(Stored items from a collection)
[START]

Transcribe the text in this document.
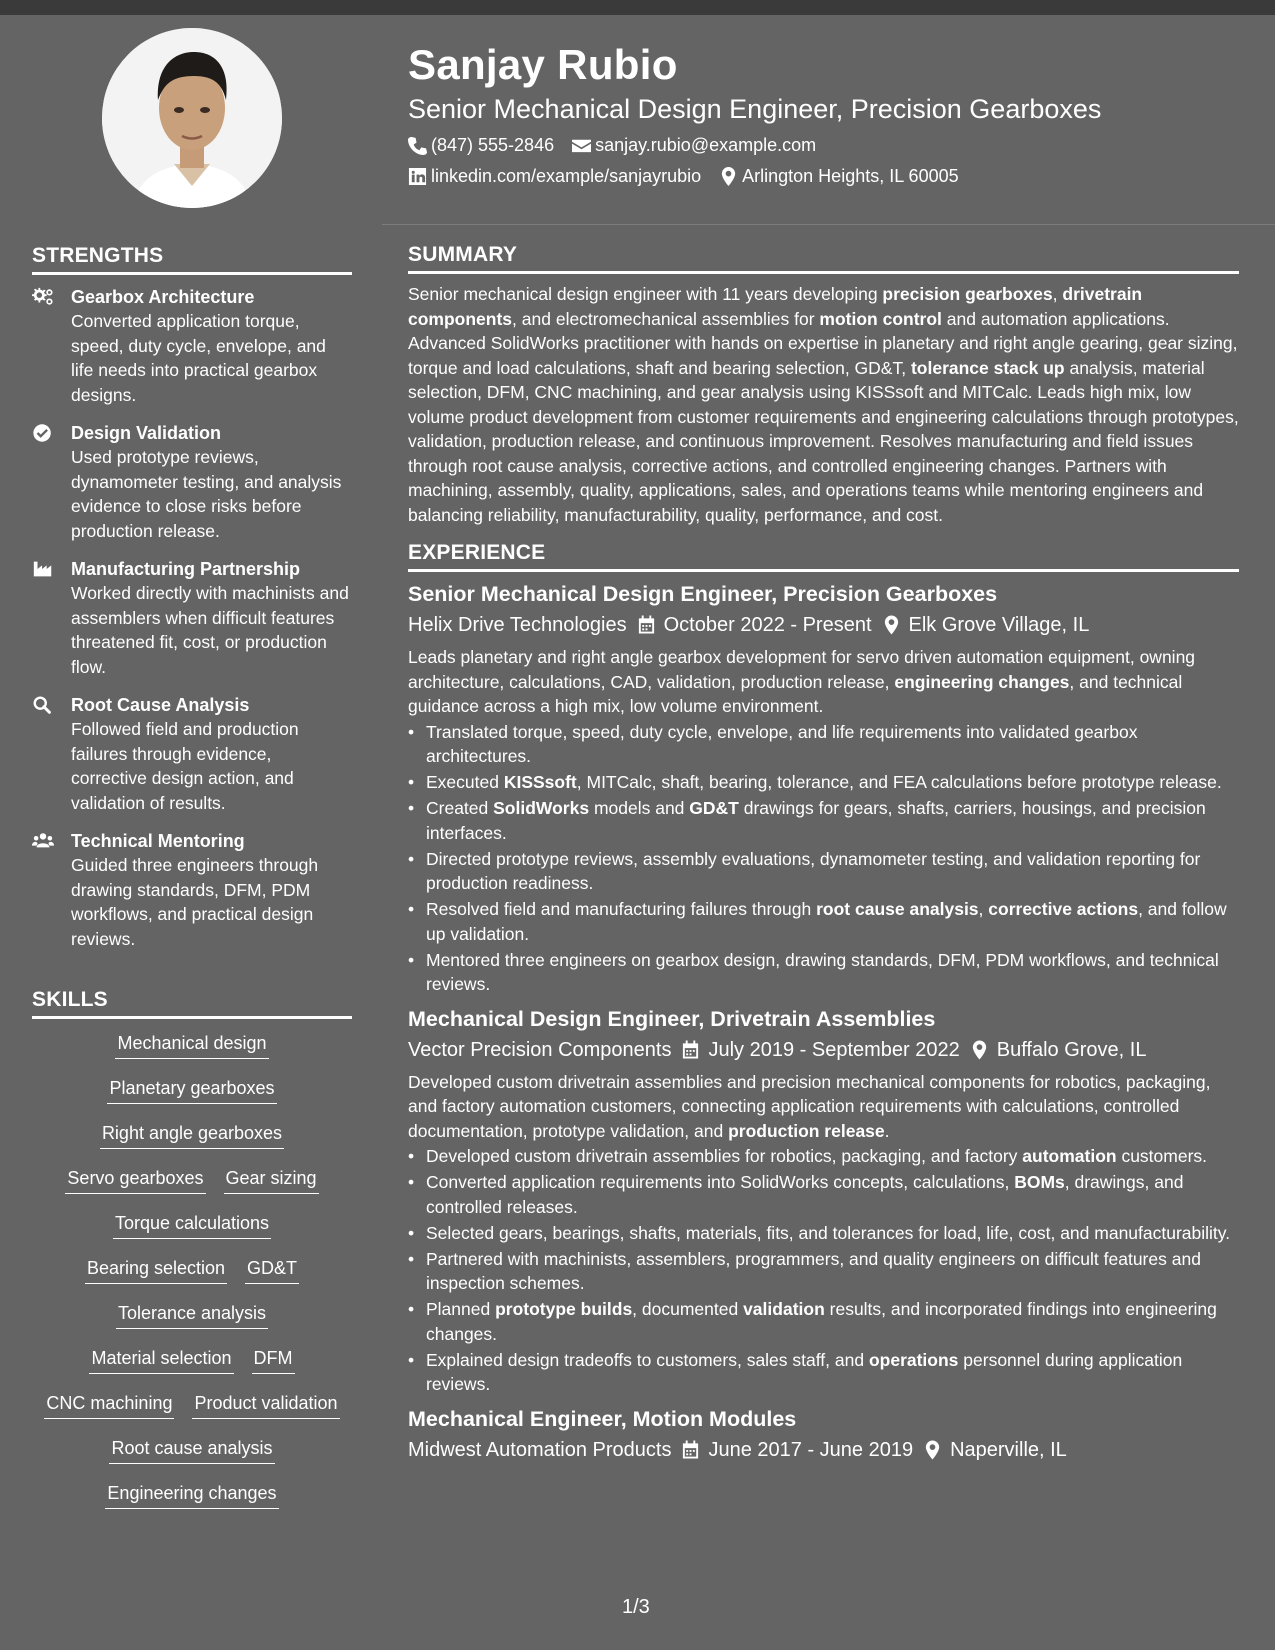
STRENGTHS
Gearbox Architecture
Converted application torque, speed, duty cycle, envelope, and life needs into practical gearbox designs.
Design Validation
Used prototype reviews, dynamometer testing, and analysis evidence to close risks before production release.
Manufacturing Partnership
Worked directly with machinists and assemblers when difficult features threatened fit, cost, or production flow.
Root Cause Analysis
Followed field and production failures through evidence, corrective design action, and validation of results.
Technical Mentoring
Guided three engineers through drawing standards, DFM, PDM workflows, and practical design reviews.
SKILLS
Mechanical design
Planetary gearboxes
Right angle gearboxes
Servo gearboxes Gear sizing
Torque calculations
Bearing selection GD&T
Tolerance analysis
Material selection DFM
CNC machining Product validation
Root cause analysis
Engineering changes
Sanjay Rubio
Senior Mechanical Design Engineer, Precision Gearboxes
(847) 555-2846 sanjay.rubio@example.com
linkedin.com/example/sanjayrubio Arlington Heights, IL 60005
SUMMARY
Senior mechanical design engineer with 11 years developing precision gearboxes, drivetrain components, and electromechanical assemblies for motion control and automation applications. Advanced SolidWorks practitioner with hands on expertise in planetary and right angle gearing, gear sizing, torque and load calculations, shaft and bearing selection, GD&T, tolerance stack up analysis, material selection, DFM, CNC machining, and gear analysis using KISSsoft and MITCalc. Leads high mix, low volume product development from customer requirements and engineering calculations through prototypes, validation, production release, and continuous improvement. Resolves manufacturing and field issues through root cause analysis, corrective actions, and controlled engineering changes. Partners with machining, assembly, quality, applications, sales, and operations teams while mentoring engineers and balancing reliability, manufacturability, quality, performance, and cost.
EXPERIENCE
Senior Mechanical Design Engineer, Precision Gearboxes
Helix Drive Technologies October 2022 - Present Elk Grove Village, IL
Leads planetary and right angle gearbox development for servo driven automation equipment, owning architecture, calculations, CAD, validation, production release, engineering changes, and technical guidance across a high mix, low volume environment.
• Translated torque, speed, duty cycle, envelope, and life requirements into validated gearbox architectures.
• Executed KISSsoft, MITCalc, shaft, bearing, tolerance, and FEA calculations before prototype release.
• Created SolidWorks models and GD&T drawings for gears, shafts, carriers, housings, and precision interfaces.
• Directed prototype reviews, assembly evaluations, dynamometer testing, and validation reporting for production readiness.
• Resolved field and manufacturing failures through root cause analysis, corrective actions, and follow up validation.
• Mentored three engineers on gearbox design, drawing standards, DFM, PDM workflows, and technical reviews.
Mechanical Design Engineer, Drivetrain Assemblies
Vector Precision Components July 2019 - September 2022 Buffalo Grove, IL
Developed custom drivetrain assemblies and precision mechanical components for robotics, packaging, and factory automation customers, connecting application requirements with calculations, controlled documentation, prototype validation, and production release.
• Developed custom drivetrain assemblies for robotics, packaging, and factory automation customers.
• Converted application requirements into SolidWorks concepts, calculations, BOMs, drawings, and controlled releases.
• Selected gears, bearings, shafts, materials, fits, and tolerances for load, life, cost, and manufacturability.
• Partnered with machinists, assemblers, programmers, and quality engineers on difficult features and inspection schemes.
• Planned prototype builds, documented validation results, and incorporated findings into engineering changes.
• Explained design tradeoffs to customers, sales staff, and operations personnel during application reviews.
Mechanical Engineer, Motion Modules
Midwest Automation Products June 2017 - June 2019 Naperville, IL
1/3
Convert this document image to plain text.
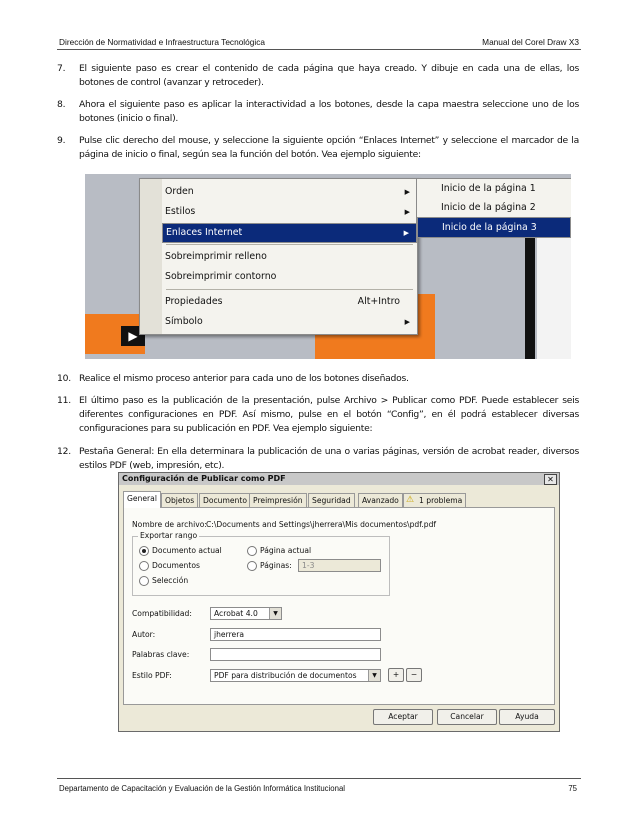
Dirección de Normatividad e Infraestructura Tecnológica	Manual del Corel Draw X3
7. El siguiente paso es crear el contenido de cada página que haya creado. Y dibuje en cada una de ellas, los botones de control (avanzar y retroceder).
8. Ahora el siguiente paso es aplicar la interactividad a los botones, desde la capa maestra seleccione uno de los botones (inicio o final).
9. Pulse clic derecho del mouse, y seleccione la siguiente opción “Enlaces Internet” y seleccione el marcador de la página de inicio o final, según sea la función del botón. Vea ejemplo siguiente:
▶
Orden	▶
Estilos	▶
Enlaces Internet	▶
Sobreimprimir relleno
Sobreimprimir contorno
Propiedades	Alt+Intro
Símbolo	▶
Inicio de la página 1
Inicio de la página 2
Inicio de la página 3
10. Realice el mismo proceso anterior para cada uno de los botones diseñados.
11. El último paso es la publicación de la presentación, pulse Archivo > Publicar como PDF. Puede establecer seis diferentes configuraciones en PDF. Así mismo, pulse en el botón “Config”, en él podrá establecer diversas configuraciones para su publicación en PDF. Vea ejemplo siguiente:
12. Pestaña General: En ella determinara la publicación de una o varias páginas, versión de acrobat reader, diversos estilos PDF (web, impresión, etc).
Configuración de Publicar como PDF	✕
General	Objetos	Documento Preimpresión	Seguridad	Avanzado ⚠ 1 problema
Nombre de archivo: C:\Documents and Settings\jherrera\Mis documentos\pdf.pdf
Exportar rango
Documento actual
Documentos
Selección
Página actual
Páginas:	1-3
Compatibilidad:	Acrobat 4.0	▼
Autor:	jherrera
Palabras clave:
Estilo PDF:	PDF para distribución de documentos	▼	+	−
Aceptar	Cancelar	Ayuda
Departamento de Capacitación y Evaluación de la Gestión Informática Institucional	75
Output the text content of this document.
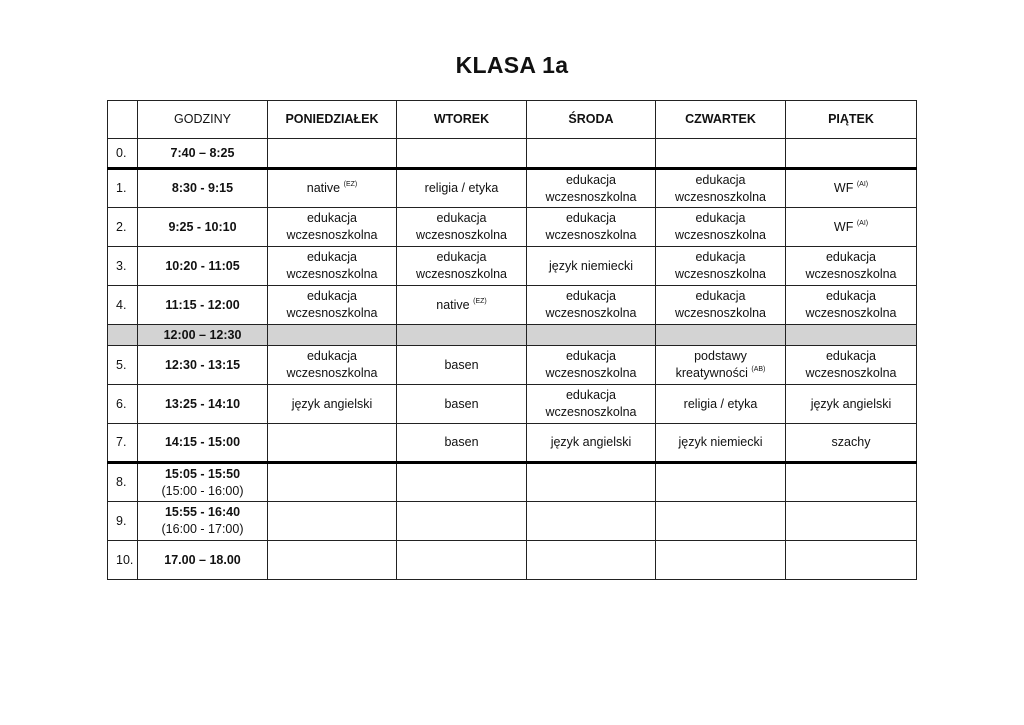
KLASA 1a
	GODZINY	PONIEDZIAŁEK	WTOREK	ŚRODA	CZWARTEK	PIĄTEK
0.	7:40 – 8:25					

1.	8:30 - 9:15	native $^{(EZ)}$	religia / etyka	edukacja wczesnoszkolna	edukacja wczesnoszkolna	WF $^{(AI)}$
2.	9:25 - 10:10	edukacja wczesnoszkolna	edukacja wczesnoszkolna	edukacja wczesnoszkolna	edukacja wczesnoszkolna	WF $^{(AI)}$
3.	10:20 - 11:05	edukacja wczesnoszkolna	edukacja wczesnoszkolna	język niemiecki	edukacja wczesnoszkolna	edukacja wczesnoszkolna
4.	11:15 - 12:00	edukacja wczesnoszkolna	native $^{(EZ)}$	edukacja wczesnoszkolna	edukacja wczesnoszkolna	edukacja wczesnoszkolna

	12:00 – 12:30					

5.	12:30 - 13:15	edukacja wczesnoszkolna	basen	edukacja wczesnoszkolna	podstawy kreatywności $^{(AB)}$	edukacja wczesnoszkolna
6.	13:25 - 14:10	język angielski	basen	edukacja wczesnoszkolna	religia / etyka	język angielski
7.	14:15 - 15:00		basen	język angielski	język niemiecki	szachy
8.	15:05 - 15:50
(15:00 - 16:00)					

9.	15:55 - 16:40
(16:00 - 17:00)					

10.	17.00 – 18.00					
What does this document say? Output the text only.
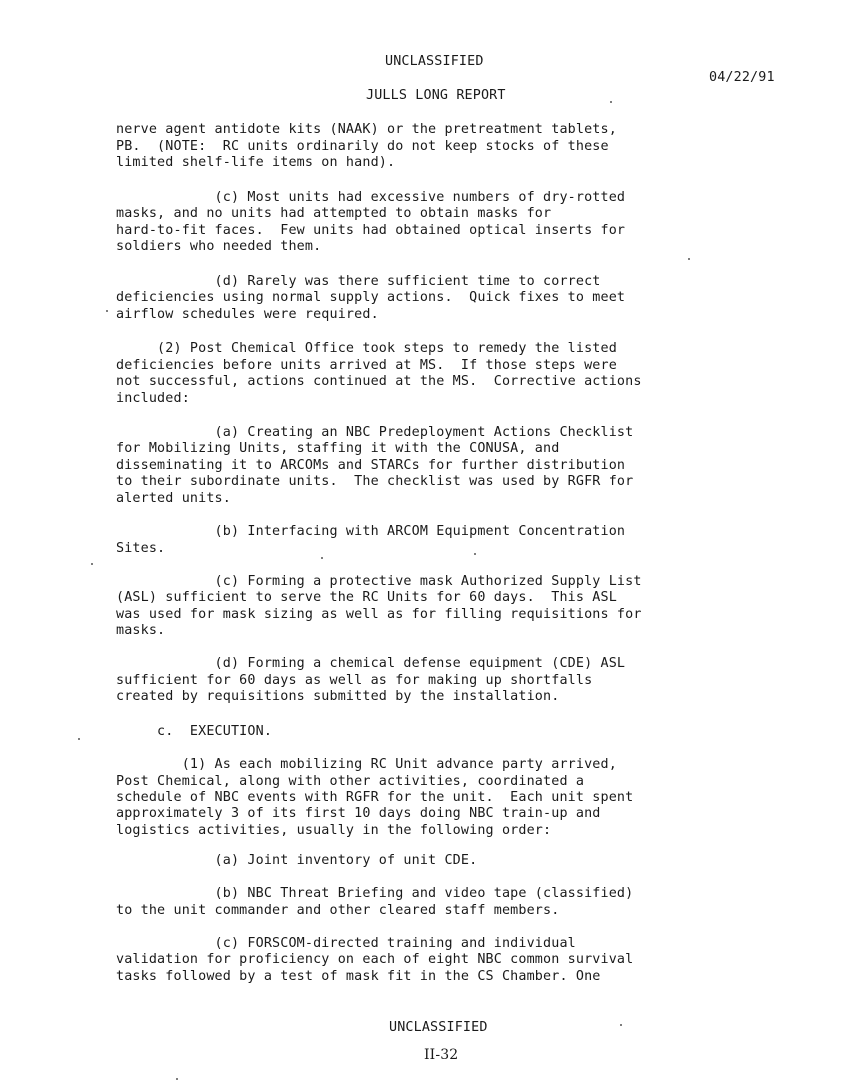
UNCLASSIFIED
04/22/91
JULLS LONG REPORT
nerve agent antidote kits (NAAK) or the pretreatment tablets,
PB.  (NOTE:  RC units ordinarily do not keep stocks of these
limited shelf-life items on hand).
(c) Most units had excessive numbers of dry-rotted
masks, and no units had attempted to obtain masks for
hard-to-fit faces.  Few units had obtained optical inserts for
soldiers who needed them.
(d) Rarely was there sufficient time to correct
deficiencies using normal supply actions.  Quick fixes to meet
airflow schedules were required.
(2) Post Chemical Office took steps to remedy the listed
deficiencies before units arrived at MS.  If those steps were
not successful, actions continued at the MS.  Corrective actions
included:
(a) Creating an NBC Predeployment Actions Checklist
for Mobilizing Units, staffing it with the CONUSA, and
disseminating it to ARCOMs and STARCs for further distribution
to their subordinate units.  The checklist was used by RGFR for
alerted units.
(b) Interfacing with ARCOM Equipment Concentration
Sites.
(c) Forming a protective mask Authorized Supply List
(ASL) sufficient to serve the RC Units for 60 days.  This ASL
was used for mask sizing as well as for filling requisitions for
masks.
(d) Forming a chemical defense equipment (CDE) ASL
sufficient for 60 days as well as for making up shortfalls
created by requisitions submitted by the installation.
c.  EXECUTION.
(1) As each mobilizing RC Unit advance party arrived,
Post Chemical, along with other activities, coordinated a
schedule of NBC events with RGFR for the unit.  Each unit spent
approximately 3 of its first 10 days doing NBC train-up and
logistics activities, usually in the following order:
(a) Joint inventory of unit CDE.
(b) NBC Threat Briefing and video tape (classified)
to the unit commander and other cleared staff members.
(c) FORSCOM-directed training and individual
validation for proficiency on each of eight NBC common survival
tasks followed by a test of mask fit in the CS Chamber. One
UNCLASSIFIED
II-32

[END]

• _Instructions to follow_: Tally the lines above containing "other". Answer with the count only.

• _Solution to the exercise_: 2